What you need to do:
Read the entries below and pull out each line with the string "Нітроген".

-- Data section start --

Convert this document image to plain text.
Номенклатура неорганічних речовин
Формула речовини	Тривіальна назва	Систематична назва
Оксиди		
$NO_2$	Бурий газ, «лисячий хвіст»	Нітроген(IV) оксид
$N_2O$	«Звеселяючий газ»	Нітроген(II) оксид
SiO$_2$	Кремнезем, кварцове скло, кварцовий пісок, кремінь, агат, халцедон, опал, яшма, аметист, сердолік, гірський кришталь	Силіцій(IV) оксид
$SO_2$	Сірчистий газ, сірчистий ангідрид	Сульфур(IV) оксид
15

-- Data section end --

Result:
$NO_2$	Бурий газ, «лисячий хвіст»	Нітроген(IV) оксид
$N_2O$	«Звеселяючий газ»	Нітроген(II) оксид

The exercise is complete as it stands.